Objective »
Each line below should be retyped exactly, with no pictures.

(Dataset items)
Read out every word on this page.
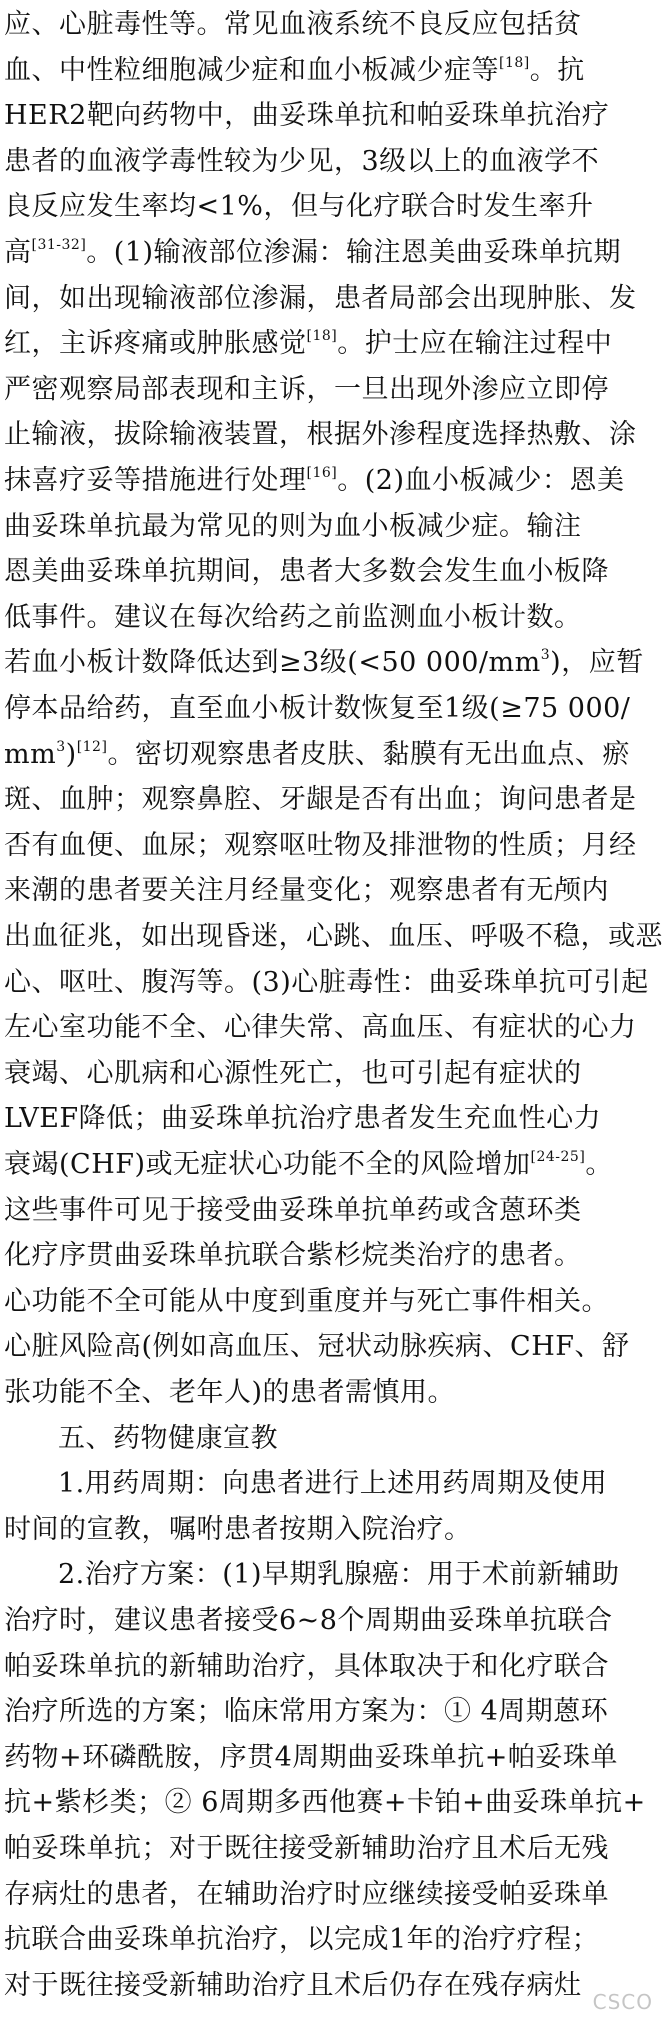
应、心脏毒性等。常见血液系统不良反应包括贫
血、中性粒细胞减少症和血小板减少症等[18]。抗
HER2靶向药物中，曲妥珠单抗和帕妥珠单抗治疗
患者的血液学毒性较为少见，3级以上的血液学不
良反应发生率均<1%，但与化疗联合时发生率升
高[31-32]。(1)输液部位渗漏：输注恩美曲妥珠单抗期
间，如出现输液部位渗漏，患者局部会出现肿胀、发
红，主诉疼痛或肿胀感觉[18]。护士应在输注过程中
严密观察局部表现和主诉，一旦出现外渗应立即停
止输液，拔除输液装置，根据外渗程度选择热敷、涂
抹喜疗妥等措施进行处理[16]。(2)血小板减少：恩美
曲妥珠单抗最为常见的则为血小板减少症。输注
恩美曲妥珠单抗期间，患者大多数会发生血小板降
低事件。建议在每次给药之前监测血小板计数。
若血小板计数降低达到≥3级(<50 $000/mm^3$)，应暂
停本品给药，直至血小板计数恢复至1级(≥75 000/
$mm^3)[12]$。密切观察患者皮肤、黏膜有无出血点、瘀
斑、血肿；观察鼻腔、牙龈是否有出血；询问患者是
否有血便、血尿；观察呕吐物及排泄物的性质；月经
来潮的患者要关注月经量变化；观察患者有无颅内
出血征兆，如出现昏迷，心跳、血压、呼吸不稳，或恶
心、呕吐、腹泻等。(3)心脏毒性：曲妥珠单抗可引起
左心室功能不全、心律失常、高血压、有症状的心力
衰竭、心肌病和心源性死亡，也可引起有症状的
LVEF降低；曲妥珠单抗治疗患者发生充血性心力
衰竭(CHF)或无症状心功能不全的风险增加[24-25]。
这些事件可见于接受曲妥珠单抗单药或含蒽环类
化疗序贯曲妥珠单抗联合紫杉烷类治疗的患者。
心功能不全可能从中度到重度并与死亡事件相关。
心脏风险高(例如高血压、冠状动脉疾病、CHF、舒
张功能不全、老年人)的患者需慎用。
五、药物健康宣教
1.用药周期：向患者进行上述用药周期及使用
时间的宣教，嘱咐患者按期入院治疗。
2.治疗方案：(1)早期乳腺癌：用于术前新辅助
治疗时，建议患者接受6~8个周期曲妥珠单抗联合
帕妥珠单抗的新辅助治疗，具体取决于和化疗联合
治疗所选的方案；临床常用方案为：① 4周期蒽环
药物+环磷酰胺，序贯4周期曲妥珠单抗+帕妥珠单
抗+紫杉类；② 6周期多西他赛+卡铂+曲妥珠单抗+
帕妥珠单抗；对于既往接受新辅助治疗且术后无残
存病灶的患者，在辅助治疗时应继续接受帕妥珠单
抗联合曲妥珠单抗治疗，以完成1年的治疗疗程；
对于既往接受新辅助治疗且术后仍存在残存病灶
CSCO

Exercise solution »
Read out every word on this page.
应、心脏毒性等。常见血液系统不良反应包括贫
血、中性粒细胞减少症和血小板减少症等[18]。抗
HER2靶向药物中，曲妥珠单抗和帕妥珠单抗治疗
患者的血液学毒性较为少见，3级以上的血液学不
良反应发生率均<1%，但与化疗联合时发生率升
高[31-32]。(1)输液部位渗漏：输注恩美曲妥珠单抗期
间，如出现输液部位渗漏，患者局部会出现肿胀、发
红，主诉疼痛或肿胀感觉[18]。护士应在输注过程中
严密观察局部表现和主诉，一旦出现外渗应立即停
止输液，拔除输液装置，根据外渗程度选择热敷、涂
抹喜疗妥等措施进行处理[16]。(2)血小板减少：恩美
曲妥珠单抗最为常见的则为血小板减少症。输注
恩美曲妥珠单抗期间，患者大多数会发生血小板降
低事件。建议在每次给药之前监测血小板计数。
若血小板计数降低达到≥3级(<50 $000/mm^3$)，应暂
停本品给药，直至血小板计数恢复至1级(≥75 000/
$mm^3)[12]$。密切观察患者皮肤、黏膜有无出血点、瘀
斑、血肿；观察鼻腔、牙龈是否有出血；询问患者是
否有血便、血尿；观察呕吐物及排泄物的性质；月经
来潮的患者要关注月经量变化；观察患者有无颅内
出血征兆，如出现昏迷，心跳、血压、呼吸不稳，或恶
心、呕吐、腹泻等。(3)心脏毒性：曲妥珠单抗可引起
左心室功能不全、心律失常、高血压、有症状的心力
衰竭、心肌病和心源性死亡，也可引起有症状的
LVEF降低；曲妥珠单抗治疗患者发生充血性心力
衰竭(CHF)或无症状心功能不全的风险增加[24-25]。
这些事件可见于接受曲妥珠单抗单药或含蒽环类
化疗序贯曲妥珠单抗联合紫杉烷类治疗的患者。
心功能不全可能从中度到重度并与死亡事件相关。
心脏风险高(例如高血压、冠状动脉疾病、CHF、舒
张功能不全、老年人)的患者需慎用。
五、药物健康宣教
1.用药周期：向患者进行上述用药周期及使用
时间的宣教，嘱咐患者按期入院治疗。
2.治疗方案：(1)早期乳腺癌：用于术前新辅助
治疗时，建议患者接受6~8个周期曲妥珠单抗联合
帕妥珠单抗的新辅助治疗，具体取决于和化疗联合
治疗所选的方案；临床常用方案为：① 4周期蒽环
药物+环磷酰胺，序贯4周期曲妥珠单抗+帕妥珠单
抗+紫杉类；② 6周期多西他赛+卡铂+曲妥珠单抗+
帕妥珠单抗；对于既往接受新辅助治疗且术后无残
存病灶的患者，在辅助治疗时应继续接受帕妥珠单
抗联合曲妥珠单抗治疗，以完成1年的治疗疗程；
对于既往接受新辅助治疗且术后仍存在残存病灶
CSCO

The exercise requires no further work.